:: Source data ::
--------
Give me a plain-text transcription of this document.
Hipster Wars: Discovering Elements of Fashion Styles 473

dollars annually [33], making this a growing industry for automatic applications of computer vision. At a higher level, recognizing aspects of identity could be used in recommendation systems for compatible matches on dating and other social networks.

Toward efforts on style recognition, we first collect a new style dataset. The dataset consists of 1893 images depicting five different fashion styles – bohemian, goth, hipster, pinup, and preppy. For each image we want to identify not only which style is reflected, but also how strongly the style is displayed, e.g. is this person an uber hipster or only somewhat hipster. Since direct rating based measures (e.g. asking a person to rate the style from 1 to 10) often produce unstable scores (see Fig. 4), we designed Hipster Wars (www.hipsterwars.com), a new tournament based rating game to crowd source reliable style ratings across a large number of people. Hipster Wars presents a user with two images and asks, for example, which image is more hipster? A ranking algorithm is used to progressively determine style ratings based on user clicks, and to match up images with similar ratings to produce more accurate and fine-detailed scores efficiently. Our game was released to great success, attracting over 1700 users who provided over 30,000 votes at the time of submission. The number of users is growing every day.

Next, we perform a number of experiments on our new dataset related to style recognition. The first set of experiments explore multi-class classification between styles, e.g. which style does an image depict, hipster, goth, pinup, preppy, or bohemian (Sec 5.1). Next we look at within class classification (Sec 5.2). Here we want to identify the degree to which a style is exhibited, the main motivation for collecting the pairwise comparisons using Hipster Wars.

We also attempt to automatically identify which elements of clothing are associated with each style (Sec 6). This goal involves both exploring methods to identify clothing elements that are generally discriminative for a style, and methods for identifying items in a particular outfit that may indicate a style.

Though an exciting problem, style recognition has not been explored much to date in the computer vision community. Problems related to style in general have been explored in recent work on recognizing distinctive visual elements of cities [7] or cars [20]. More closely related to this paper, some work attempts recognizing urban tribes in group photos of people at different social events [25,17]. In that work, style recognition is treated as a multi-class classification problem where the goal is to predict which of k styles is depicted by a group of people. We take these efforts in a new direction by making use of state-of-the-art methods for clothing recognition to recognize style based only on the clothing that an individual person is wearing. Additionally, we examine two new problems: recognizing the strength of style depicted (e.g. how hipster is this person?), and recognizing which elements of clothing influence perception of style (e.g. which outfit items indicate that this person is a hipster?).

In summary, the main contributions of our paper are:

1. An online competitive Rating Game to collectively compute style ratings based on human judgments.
--------
:: Directions for this task ::
Reproduce each entry exactly, leaving out nothing.

:: Task answer ::
Give me a plain-text transcription of this document.
Hipster Wars: Discovering Elements of Fashion Styles 473

dollars annually [33], making this a growing industry for automatic applications of computer vision. At a higher level, recognizing aspects of identity could be used in recommendation systems for compatible matches on dating and other social networks.

Toward efforts on style recognition, we first collect a new style dataset. The dataset consists of 1893 images depicting five different fashion styles – bohemian, goth, hipster, pinup, and preppy. For each image we want to identify not only which style is reflected, but also how strongly the style is displayed, e.g. is this person an uber hipster or only somewhat hipster. Since direct rating based measures (e.g. asking a person to rate the style from 1 to 10) often produce unstable scores (see Fig. 4), we designed Hipster Wars (www.hipsterwars.com), a new tournament based rating game to crowd source reliable style ratings across a large number of people. Hipster Wars presents a user with two images and asks, for example, which image is more hipster? A ranking algorithm is used to progressively determine style ratings based on user clicks, and to match up images with similar ratings to produce more accurate and fine-detailed scores efficiently. Our game was released to great success, attracting over 1700 users who provided over 30,000 votes at the time of submission. The number of users is growing every day.

Next, we perform a number of experiments on our new dataset related to style recognition. The first set of experiments explore multi-class classification between styles, e.g. which style does an image depict, hipster, goth, pinup, preppy, or bohemian (Sec 5.1). Next we look at within class classification (Sec 5.2). Here we want to identify the degree to which a style is exhibited, the main motivation for collecting the pairwise comparisons using Hipster Wars.

We also attempt to automatically identify which elements of clothing are associated with each style (Sec 6). This goal involves both exploring methods to identify clothing elements that are generally discriminative for a style, and methods for identifying items in a particular outfit that may indicate a style.

Though an exciting problem, style recognition has not been explored much to date in the computer vision community. Problems related to style in general have been explored in recent work on recognizing distinctive visual elements of cities [7] or cars [20]. More closely related to this paper, some work attempts recognizing urban tribes in group photos of people at different social events [25,17]. In that work, style recognition is treated as a multi-class classification problem where the goal is to predict which of k styles is depicted by a group of people. We take these efforts in a new direction by making use of state-of-the-art methods for clothing recognition to recognize style based only on the clothing that an individual person is wearing. Additionally, we examine two new problems: recognizing the strength of style depicted (e.g. how hipster is this person?), and recognizing which elements of clothing influence perception of style (e.g. which outfit items indicate that this person is a hipster?).

In summary, the main contributions of our paper are:

1. An online competitive Rating Game to collectively compute style ratings based on human judgments.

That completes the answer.